**Task goal**. Copy all lines in which the word "negativa" can be found.

Data records
=======

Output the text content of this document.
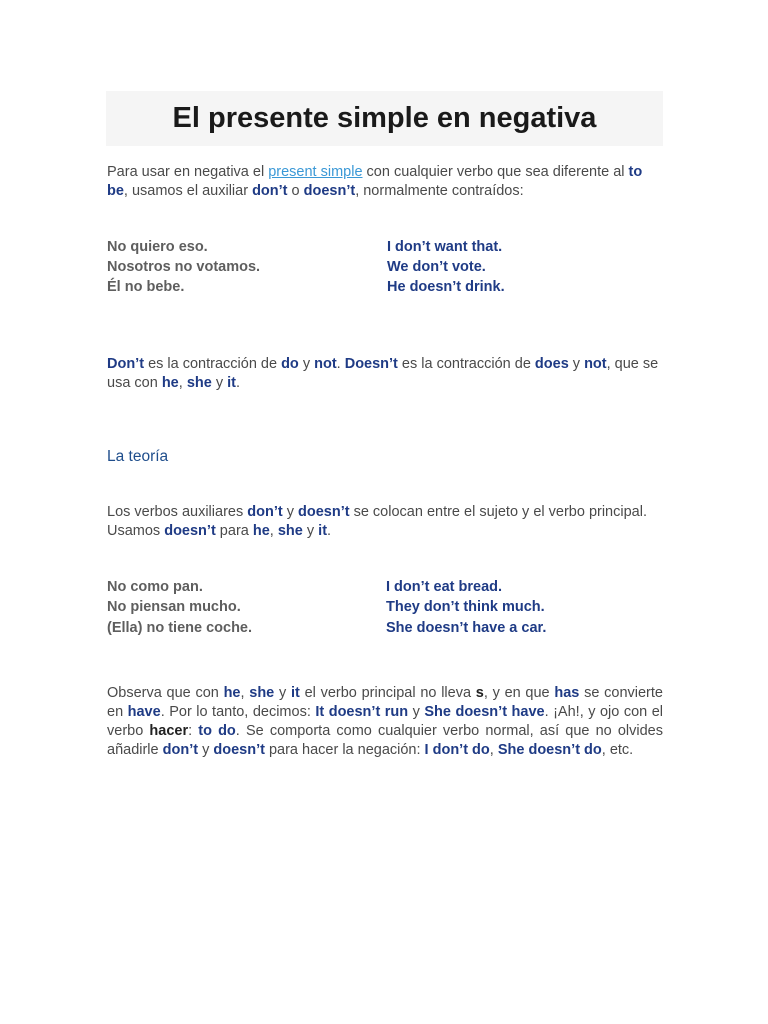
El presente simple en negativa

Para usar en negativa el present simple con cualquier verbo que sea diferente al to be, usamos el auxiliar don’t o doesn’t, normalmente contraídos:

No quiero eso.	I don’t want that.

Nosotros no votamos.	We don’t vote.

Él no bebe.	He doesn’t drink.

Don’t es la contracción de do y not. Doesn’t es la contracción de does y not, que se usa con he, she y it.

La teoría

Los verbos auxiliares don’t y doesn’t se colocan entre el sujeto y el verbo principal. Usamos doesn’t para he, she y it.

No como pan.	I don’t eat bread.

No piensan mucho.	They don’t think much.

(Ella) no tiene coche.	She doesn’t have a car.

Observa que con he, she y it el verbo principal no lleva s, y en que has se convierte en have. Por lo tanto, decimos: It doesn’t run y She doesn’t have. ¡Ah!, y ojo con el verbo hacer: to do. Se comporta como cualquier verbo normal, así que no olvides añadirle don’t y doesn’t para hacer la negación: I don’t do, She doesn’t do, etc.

=======

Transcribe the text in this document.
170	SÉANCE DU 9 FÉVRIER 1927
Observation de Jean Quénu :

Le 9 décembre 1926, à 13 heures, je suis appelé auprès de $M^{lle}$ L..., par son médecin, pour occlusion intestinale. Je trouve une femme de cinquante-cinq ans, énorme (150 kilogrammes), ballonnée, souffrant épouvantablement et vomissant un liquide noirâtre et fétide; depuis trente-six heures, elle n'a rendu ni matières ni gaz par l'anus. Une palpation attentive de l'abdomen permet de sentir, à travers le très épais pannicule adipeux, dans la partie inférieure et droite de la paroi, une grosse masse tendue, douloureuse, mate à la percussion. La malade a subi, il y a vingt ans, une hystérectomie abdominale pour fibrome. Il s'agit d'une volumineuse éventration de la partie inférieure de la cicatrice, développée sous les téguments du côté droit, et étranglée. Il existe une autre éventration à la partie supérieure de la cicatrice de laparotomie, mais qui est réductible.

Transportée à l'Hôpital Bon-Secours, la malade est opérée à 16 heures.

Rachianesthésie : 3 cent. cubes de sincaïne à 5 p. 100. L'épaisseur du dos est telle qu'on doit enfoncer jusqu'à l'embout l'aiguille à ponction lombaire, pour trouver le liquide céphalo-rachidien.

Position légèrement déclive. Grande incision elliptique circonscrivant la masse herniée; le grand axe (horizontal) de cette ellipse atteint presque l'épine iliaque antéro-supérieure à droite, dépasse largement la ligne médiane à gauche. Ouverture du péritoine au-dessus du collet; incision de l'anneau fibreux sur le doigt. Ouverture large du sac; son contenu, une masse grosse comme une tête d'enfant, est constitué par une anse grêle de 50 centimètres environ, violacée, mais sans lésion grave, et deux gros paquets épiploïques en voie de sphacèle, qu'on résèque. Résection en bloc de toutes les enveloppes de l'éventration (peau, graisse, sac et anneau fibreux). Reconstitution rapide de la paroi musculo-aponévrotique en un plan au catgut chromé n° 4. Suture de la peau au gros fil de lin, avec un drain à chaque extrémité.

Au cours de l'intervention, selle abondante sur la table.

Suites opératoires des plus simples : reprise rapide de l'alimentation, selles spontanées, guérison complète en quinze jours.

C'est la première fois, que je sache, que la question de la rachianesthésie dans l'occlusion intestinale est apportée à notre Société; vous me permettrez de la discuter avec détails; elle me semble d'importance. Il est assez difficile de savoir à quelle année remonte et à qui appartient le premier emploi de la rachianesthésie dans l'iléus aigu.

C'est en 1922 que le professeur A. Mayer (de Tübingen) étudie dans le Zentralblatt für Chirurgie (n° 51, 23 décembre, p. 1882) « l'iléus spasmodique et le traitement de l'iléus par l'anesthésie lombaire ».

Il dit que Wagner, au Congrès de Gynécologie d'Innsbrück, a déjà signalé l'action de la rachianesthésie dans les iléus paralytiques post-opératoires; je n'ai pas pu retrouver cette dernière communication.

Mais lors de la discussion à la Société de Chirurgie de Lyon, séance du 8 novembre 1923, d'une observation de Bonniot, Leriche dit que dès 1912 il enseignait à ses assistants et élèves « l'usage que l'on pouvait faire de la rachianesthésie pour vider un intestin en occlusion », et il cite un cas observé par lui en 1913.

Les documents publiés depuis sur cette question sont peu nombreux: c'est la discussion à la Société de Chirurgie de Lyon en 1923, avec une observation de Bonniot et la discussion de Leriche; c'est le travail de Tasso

=======

**The solution**.
El presente simple en negativa
Para usar en negativa el present simple con cualquier verbo que sea diferente al to be, usamos el auxiliar don’t o doesn’t, normalmente contraídos:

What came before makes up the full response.